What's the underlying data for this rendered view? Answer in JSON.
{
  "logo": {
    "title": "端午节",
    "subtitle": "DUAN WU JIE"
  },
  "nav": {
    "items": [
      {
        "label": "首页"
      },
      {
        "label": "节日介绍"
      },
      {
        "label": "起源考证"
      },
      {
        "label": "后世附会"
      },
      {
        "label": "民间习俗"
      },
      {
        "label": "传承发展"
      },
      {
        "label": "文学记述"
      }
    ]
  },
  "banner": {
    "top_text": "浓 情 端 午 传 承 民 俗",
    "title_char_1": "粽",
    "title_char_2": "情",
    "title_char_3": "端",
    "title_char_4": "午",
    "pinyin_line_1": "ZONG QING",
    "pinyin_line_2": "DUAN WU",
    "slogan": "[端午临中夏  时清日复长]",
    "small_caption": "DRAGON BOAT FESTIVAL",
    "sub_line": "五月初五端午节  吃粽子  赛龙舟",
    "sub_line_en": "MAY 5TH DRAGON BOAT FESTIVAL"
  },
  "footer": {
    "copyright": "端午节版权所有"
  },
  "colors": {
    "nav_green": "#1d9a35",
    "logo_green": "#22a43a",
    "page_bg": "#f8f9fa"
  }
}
################
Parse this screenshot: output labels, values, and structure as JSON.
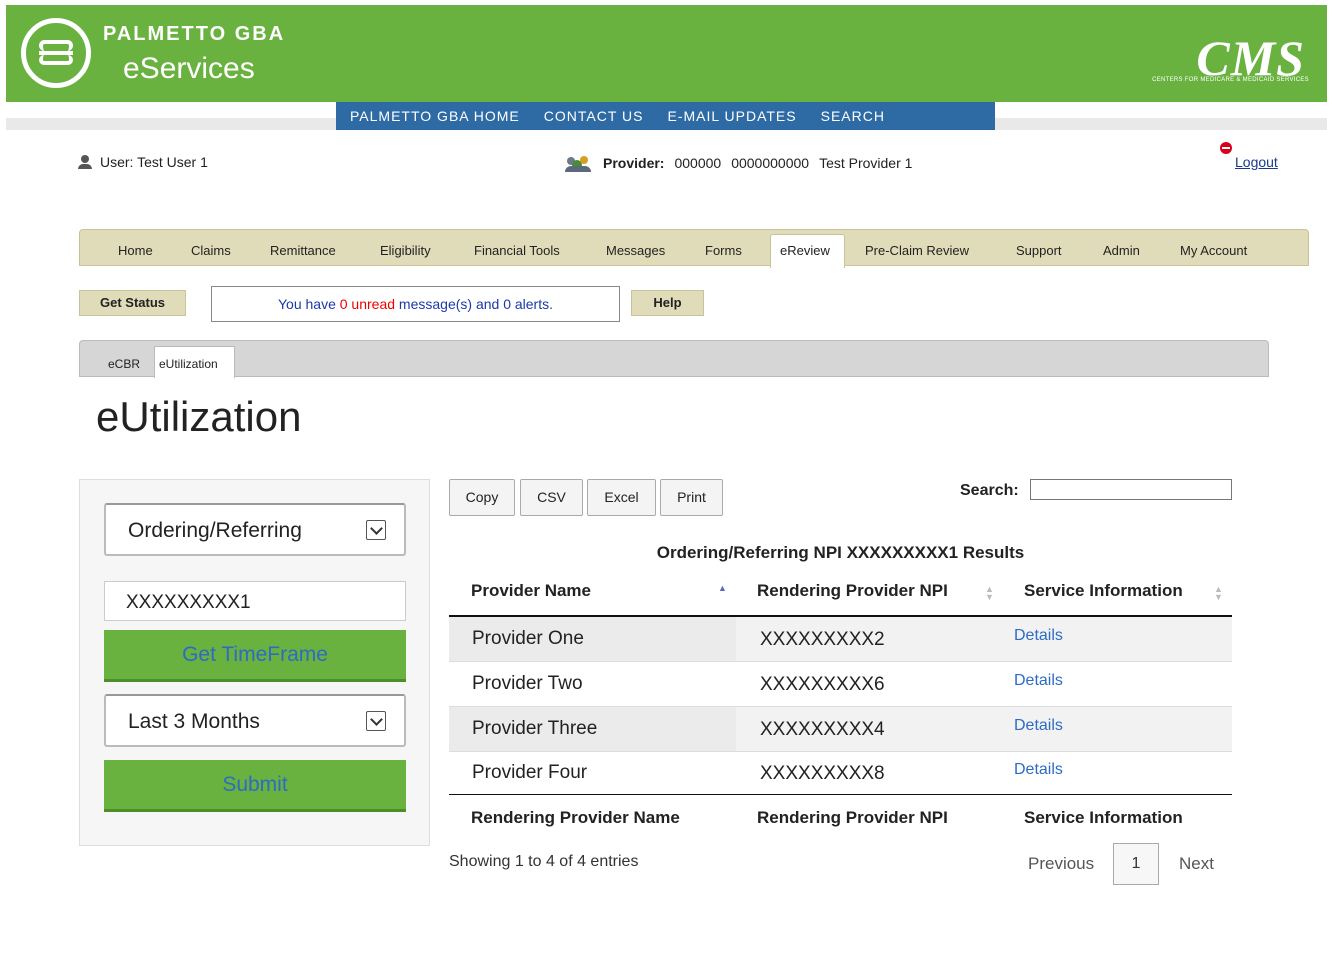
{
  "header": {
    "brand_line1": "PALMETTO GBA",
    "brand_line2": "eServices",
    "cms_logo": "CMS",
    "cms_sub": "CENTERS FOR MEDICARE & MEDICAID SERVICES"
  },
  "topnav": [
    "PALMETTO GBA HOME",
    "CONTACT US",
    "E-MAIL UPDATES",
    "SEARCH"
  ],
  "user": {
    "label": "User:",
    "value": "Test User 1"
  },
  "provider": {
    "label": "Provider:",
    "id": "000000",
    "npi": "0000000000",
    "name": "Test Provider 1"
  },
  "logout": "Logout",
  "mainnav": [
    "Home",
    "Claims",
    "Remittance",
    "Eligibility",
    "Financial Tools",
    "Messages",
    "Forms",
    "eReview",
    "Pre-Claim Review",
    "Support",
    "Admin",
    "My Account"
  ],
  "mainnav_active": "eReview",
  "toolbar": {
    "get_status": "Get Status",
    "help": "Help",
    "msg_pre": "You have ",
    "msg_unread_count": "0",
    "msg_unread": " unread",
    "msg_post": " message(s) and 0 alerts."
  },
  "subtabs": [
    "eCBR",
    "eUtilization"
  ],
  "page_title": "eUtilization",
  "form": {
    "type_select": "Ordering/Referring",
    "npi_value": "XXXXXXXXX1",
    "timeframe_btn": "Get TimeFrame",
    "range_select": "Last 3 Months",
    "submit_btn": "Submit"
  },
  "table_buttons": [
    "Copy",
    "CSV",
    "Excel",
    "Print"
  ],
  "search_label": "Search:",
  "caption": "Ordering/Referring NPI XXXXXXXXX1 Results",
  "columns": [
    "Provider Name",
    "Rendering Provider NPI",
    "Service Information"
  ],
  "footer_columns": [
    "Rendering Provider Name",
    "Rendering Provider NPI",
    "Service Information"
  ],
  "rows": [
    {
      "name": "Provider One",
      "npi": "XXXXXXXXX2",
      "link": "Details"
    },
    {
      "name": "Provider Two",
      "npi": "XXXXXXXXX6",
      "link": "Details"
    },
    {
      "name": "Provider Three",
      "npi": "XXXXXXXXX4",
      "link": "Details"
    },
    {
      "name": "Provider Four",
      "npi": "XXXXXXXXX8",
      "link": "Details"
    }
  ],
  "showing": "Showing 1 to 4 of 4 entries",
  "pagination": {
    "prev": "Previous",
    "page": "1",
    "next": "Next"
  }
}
################
(Aim of the task): Take every line from the data that contains the word "DUAN".

(Solved problem):
    "subtitle": "DUAN WU JIE"
    "pinyin_line_2": "DUAN WU",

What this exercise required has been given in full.